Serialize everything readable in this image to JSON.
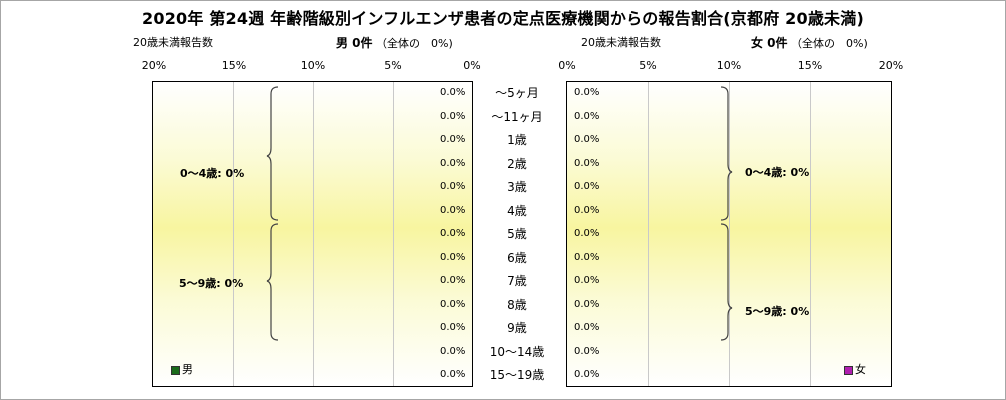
{
  "title": "2020年 第24週 年齢階級別インフルエンザ患者の定点医療機関からの報告割合(京都府 20歳未満)",
  "left_header": {
    "caption": "20歳未満報告数",
    "label": "男 0件",
    "share": "（全体の　0%)"
  },
  "right_header": {
    "caption": "20歳未満報告数",
    "label": "女 0件",
    "share": "（全体の　0%)"
  },
  "left_axis_ticks": [
    "20%",
    "15%",
    "10%",
    "5%",
    "0%"
  ],
  "right_axis_ticks": [
    "0%",
    "5%",
    "10%",
    "15%",
    "20%"
  ],
  "age_groups": [
    "～5ヶ月",
    "～11ヶ月",
    "1歳",
    "2歳",
    "3歳",
    "4歳",
    "5歳",
    "6歳",
    "7歳",
    "8歳",
    "9歳",
    "10～14歳",
    "15～19歳"
  ],
  "male_brace_labels": [
    "0～4歳: 0%",
    "5～9歳: 0%"
  ],
  "female_brace_labels": [
    "0～4歳: 0%",
    "5～9歳: 0%"
  ],
  "legend": {
    "male": "男",
    "female": "女"
  },
  "colors": {
    "male": "#1a6b1a",
    "female": "#b01fb0",
    "gradient": "#f8f5a0"
  },
  "chart_data": {
    "type": "bar",
    "orientation": "horizontal",
    "layout": "population-pyramid",
    "categories": [
      "～5ヶ月",
      "～11ヶ月",
      "1歳",
      "2歳",
      "3歳",
      "4歳",
      "5歳",
      "6歳",
      "7歳",
      "8歳",
      "9歳",
      "10～14歳",
      "15～19歳"
    ],
    "series": [
      {
        "name": "男",
        "values": [
          0,
          0,
          0,
          0,
          0,
          0,
          0,
          0,
          0,
          0,
          0,
          0,
          0
        ],
        "labels": [
          "0.0%",
          "0.0%",
          "0.0%",
          "0.0%",
          "0.0%",
          "0.0%",
          "0.0%",
          "0.0%",
          "0.0%",
          "0.0%",
          "0.0%",
          "0.0%",
          "0.0%"
        ]
      },
      {
        "name": "女",
        "values": [
          0,
          0,
          0,
          0,
          0,
          0,
          0,
          0,
          0,
          0,
          0,
          0,
          0
        ],
        "labels": [
          "0.0%",
          "0.0%",
          "0.0%",
          "0.0%",
          "0.0%",
          "0.0%",
          "0.0%",
          "0.0%",
          "0.0%",
          "0.0%",
          "0.0%",
          "0.0%",
          "0.0%"
        ]
      }
    ],
    "xlim": [
      0,
      20
    ],
    "grid": true
  }
}
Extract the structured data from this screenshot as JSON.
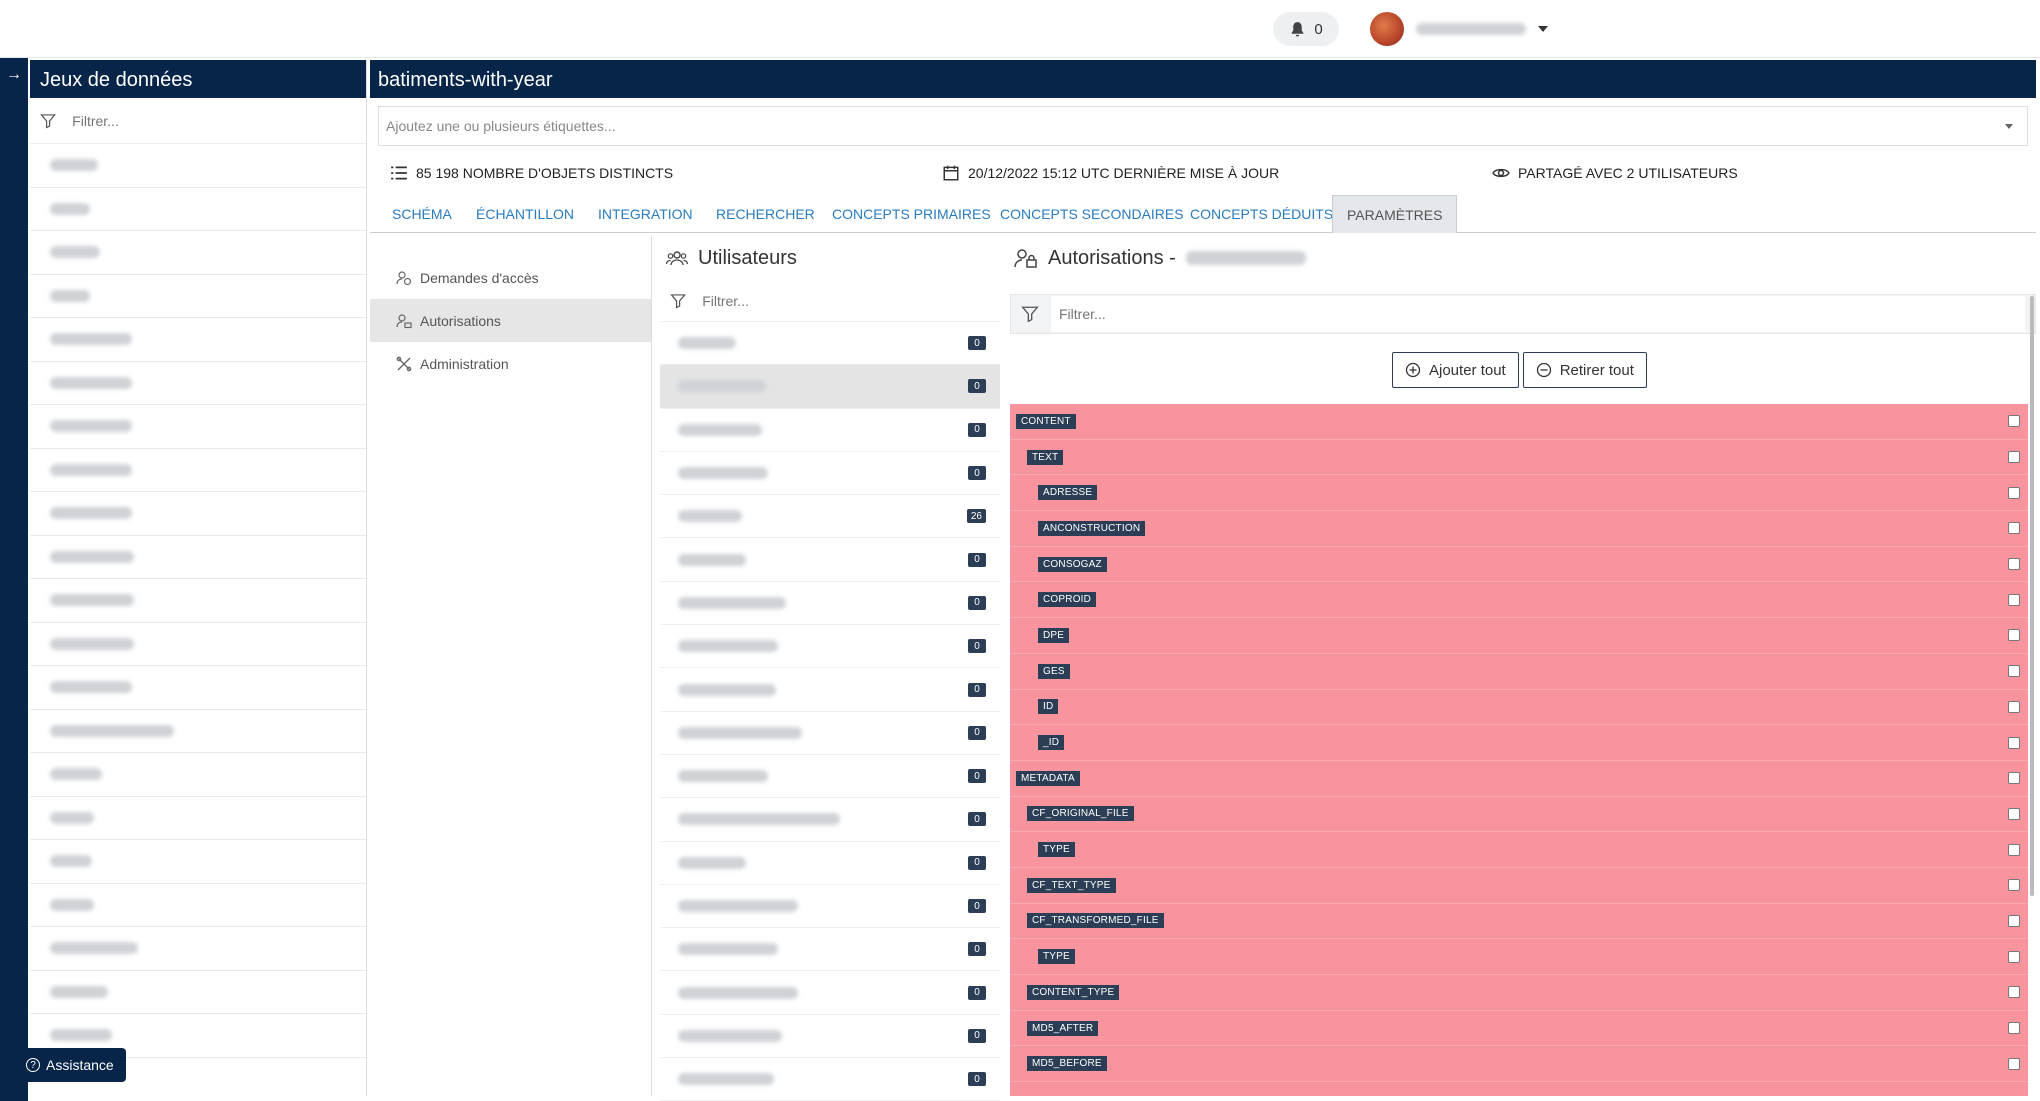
{
  "topbar": {
    "notification_count": "0"
  },
  "assistance": {
    "label": "Assistance"
  },
  "datasets_panel": {
    "title": "Jeux de données",
    "filter_placeholder": "Filtrer...",
    "items": [
      "",
      "",
      "",
      "",
      "",
      "",
      "",
      "",
      "",
      "",
      "",
      "",
      "",
      "",
      "",
      "",
      "",
      "",
      "",
      "",
      ""
    ]
  },
  "main": {
    "title": "batiments-with-year",
    "tags_placeholder": "Ajoutez une ou plusieurs étiquettes...",
    "stats": {
      "objects": "85 198 NOMBRE D'OBJETS DISTINCTS",
      "updated": "20/12/2022 15:12 UTC DERNIÈRE MISE À JOUR",
      "shared": "PARTAGÉ AVEC 2 UTILISATEURS"
    },
    "tabs": [
      "SCHÉMA",
      "ÉCHANTILLON",
      "INTEGRATION",
      "RECHERCHER",
      "CONCEPTS PRIMAIRES",
      "CONCEPTS SECONDAIRES",
      "CONCEPTS DÉDUITS",
      "PARAMÈTRES"
    ],
    "active_tab": "PARAMÈTRES"
  },
  "subnav": {
    "items": [
      "Demandes d'accès",
      "Autorisations",
      "Administration"
    ],
    "active": "Autorisations"
  },
  "users": {
    "title": "Utilisateurs",
    "filter_placeholder": "Filtrer...",
    "counts": [
      "0",
      "0",
      "0",
      "0",
      "26",
      "0",
      "0",
      "0",
      "0",
      "0",
      "0",
      "0",
      "0",
      "0",
      "0",
      "0",
      "0",
      "0"
    ]
  },
  "authorizations": {
    "title": "Autorisations -",
    "filter_placeholder": "Filtrer...",
    "add_all": "Ajouter tout",
    "remove_all": "Retirer tout",
    "fields": [
      {
        "name": "CONTENT",
        "level": 0
      },
      {
        "name": "TEXT",
        "level": 1
      },
      {
        "name": "ADRESSE",
        "level": 2
      },
      {
        "name": "ANCONSTRUCTION",
        "level": 2
      },
      {
        "name": "CONSOGAZ",
        "level": 2
      },
      {
        "name": "COPROID",
        "level": 2
      },
      {
        "name": "DPE",
        "level": 2
      },
      {
        "name": "GES",
        "level": 2
      },
      {
        "name": "ID",
        "level": 2
      },
      {
        "name": "_ID",
        "level": 2
      },
      {
        "name": "METADATA",
        "level": 0
      },
      {
        "name": "CF_ORIGINAL_FILE",
        "level": 1
      },
      {
        "name": "TYPE",
        "level": 2
      },
      {
        "name": "CF_TEXT_TYPE",
        "level": 1
      },
      {
        "name": "CF_TRANSFORMED_FILE",
        "level": 1
      },
      {
        "name": "TYPE",
        "level": 2
      },
      {
        "name": "CONTENT_TYPE",
        "level": 1
      },
      {
        "name": "MD5_AFTER",
        "level": 1
      },
      {
        "name": "MD5_BEFORE",
        "level": 1
      }
    ]
  }
}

• EXERCISE AIM: Which lines hold the word "this"? Copy each of them from the records.

• REPLY TO THE EXERCISE:
Serialize everything readable in this image to JSON.
Extract the structured data from this screenshot as JSON.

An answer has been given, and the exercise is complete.